#### SHORT PROBLEM
In the entries below, how many lines hold the string "クラフトレシピを改変"? Give only the number.

#### PROVIDED DATA
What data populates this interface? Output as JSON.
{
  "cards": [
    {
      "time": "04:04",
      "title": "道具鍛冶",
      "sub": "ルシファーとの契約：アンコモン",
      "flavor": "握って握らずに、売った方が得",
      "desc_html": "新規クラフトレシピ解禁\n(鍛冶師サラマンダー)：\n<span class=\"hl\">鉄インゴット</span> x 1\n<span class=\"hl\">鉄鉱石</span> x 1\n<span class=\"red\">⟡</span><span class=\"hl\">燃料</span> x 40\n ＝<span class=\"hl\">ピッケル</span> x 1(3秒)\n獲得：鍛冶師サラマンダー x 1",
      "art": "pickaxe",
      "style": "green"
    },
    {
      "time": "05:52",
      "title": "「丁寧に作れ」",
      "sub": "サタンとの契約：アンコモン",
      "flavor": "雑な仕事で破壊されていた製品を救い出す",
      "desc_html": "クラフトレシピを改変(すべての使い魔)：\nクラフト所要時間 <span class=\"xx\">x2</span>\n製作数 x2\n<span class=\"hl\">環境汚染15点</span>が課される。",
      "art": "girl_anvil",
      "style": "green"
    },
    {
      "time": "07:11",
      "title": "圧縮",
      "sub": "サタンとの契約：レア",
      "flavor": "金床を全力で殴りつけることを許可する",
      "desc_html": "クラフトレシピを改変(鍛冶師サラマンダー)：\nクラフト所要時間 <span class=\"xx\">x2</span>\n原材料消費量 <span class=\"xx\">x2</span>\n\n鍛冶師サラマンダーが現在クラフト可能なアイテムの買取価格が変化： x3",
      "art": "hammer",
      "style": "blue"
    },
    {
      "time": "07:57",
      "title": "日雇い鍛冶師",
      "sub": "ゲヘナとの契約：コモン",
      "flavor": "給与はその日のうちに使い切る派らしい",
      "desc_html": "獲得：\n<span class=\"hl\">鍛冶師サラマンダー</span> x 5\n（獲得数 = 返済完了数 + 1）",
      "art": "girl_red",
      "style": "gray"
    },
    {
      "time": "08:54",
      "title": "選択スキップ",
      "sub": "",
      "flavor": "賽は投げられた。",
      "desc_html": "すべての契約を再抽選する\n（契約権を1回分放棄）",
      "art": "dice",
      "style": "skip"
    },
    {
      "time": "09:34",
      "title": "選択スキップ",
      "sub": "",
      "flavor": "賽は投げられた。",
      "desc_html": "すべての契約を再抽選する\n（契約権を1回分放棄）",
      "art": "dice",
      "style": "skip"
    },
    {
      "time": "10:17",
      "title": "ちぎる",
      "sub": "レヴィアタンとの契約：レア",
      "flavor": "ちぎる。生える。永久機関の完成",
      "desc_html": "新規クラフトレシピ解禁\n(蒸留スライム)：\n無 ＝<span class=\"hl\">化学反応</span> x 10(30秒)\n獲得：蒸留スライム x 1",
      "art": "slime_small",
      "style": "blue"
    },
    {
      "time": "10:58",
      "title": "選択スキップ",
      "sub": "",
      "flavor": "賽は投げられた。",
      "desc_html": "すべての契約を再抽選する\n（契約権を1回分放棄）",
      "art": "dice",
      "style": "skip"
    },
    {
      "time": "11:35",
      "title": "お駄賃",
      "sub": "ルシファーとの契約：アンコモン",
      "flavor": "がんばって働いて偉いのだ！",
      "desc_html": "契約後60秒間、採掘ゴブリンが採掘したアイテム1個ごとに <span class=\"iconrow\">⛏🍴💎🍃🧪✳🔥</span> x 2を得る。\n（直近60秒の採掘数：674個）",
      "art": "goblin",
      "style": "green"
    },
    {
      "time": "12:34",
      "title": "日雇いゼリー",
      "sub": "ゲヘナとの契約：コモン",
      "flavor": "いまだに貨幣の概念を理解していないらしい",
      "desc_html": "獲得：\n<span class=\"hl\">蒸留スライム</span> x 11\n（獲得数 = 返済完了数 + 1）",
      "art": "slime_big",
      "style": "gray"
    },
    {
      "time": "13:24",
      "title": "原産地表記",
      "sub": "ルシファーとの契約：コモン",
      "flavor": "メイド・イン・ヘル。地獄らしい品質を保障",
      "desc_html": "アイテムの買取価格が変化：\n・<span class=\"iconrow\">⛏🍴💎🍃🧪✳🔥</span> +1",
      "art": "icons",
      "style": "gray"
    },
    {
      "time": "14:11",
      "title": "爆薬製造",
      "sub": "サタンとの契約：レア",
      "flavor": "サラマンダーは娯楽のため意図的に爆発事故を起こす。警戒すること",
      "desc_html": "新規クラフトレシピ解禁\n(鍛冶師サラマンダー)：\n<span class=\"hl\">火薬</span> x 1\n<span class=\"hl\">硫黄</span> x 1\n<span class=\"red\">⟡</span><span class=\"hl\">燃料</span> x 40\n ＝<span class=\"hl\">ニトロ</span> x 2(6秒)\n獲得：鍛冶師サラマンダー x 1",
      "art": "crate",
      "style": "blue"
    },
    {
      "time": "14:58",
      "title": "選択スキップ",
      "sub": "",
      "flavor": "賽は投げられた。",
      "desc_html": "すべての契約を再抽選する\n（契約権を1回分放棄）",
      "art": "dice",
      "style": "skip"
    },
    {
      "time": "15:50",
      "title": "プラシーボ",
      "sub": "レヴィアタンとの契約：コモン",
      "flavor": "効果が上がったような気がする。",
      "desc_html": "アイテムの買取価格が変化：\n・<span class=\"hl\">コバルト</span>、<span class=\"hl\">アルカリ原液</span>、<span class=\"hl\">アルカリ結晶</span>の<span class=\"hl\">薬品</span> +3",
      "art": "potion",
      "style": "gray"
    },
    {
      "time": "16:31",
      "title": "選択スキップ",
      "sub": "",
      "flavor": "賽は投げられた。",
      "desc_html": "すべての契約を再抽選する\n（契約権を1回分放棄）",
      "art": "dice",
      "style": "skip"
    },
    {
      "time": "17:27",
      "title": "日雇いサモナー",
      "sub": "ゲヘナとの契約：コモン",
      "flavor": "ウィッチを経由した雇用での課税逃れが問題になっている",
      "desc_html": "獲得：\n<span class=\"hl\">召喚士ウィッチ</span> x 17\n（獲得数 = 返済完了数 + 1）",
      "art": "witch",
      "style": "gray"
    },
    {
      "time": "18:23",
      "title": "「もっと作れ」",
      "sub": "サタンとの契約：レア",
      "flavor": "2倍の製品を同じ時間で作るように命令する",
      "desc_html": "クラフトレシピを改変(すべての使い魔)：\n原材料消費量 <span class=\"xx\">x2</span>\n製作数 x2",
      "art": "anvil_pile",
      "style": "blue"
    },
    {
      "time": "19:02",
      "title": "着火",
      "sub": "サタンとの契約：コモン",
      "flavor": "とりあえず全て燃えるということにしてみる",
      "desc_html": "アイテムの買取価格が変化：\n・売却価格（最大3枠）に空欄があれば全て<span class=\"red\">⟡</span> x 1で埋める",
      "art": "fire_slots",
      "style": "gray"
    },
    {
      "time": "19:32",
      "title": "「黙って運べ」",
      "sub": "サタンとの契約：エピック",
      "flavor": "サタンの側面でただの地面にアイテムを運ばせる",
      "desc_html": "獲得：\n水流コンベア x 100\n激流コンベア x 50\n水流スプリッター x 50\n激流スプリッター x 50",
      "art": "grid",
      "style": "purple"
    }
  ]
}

#### THE SOLUTION
3